** Set task **
Transcribe the entries exactly; images are not part of the copy.

** Information given **

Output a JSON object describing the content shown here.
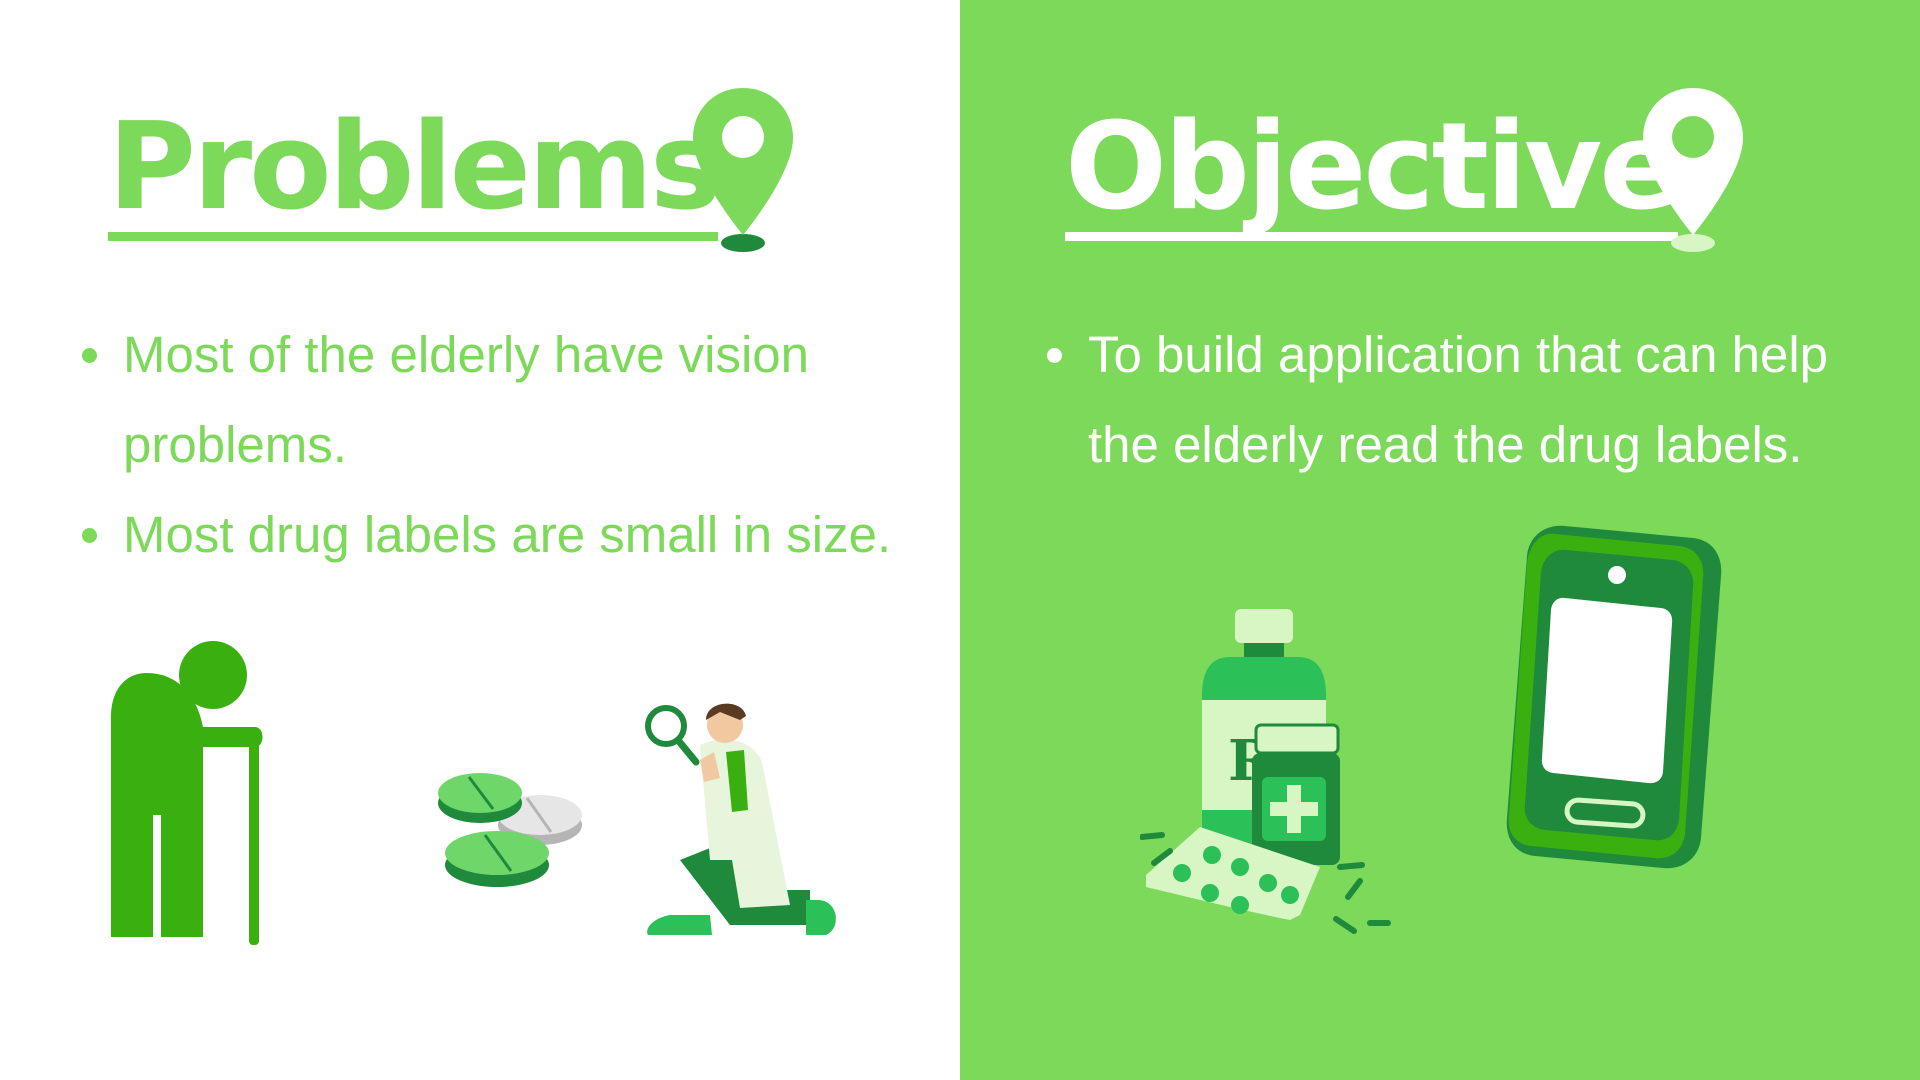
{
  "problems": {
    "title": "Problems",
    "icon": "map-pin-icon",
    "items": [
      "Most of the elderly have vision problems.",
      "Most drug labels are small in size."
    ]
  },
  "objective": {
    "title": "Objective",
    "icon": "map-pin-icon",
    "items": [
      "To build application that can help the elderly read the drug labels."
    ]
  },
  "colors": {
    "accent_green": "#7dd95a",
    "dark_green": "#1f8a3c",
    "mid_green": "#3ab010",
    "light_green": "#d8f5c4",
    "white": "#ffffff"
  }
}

** Solution **
Output a JSON object describing the content shown here.
{
  "problems": {
    "title": "Problems",
    "icon": "map-pin-icon",
    "items": [
      "Most of the elderly have vision problems.",
      "Most drug labels are small in size."
    ]
  },
  "objective": {
    "title": "Objective",
    "icon": "map-pin-icon",
    "items": [
      "To build application that can help the elderly read the drug labels."
    ]
  },
  "colors": {
    "accent_green": "#7dd95a",
    "dark_green": "#1f8a3c",
    "mid_green": "#3ab010",
    "light_green": "#d8f5c4",
    "white": "#ffffff"
  }
}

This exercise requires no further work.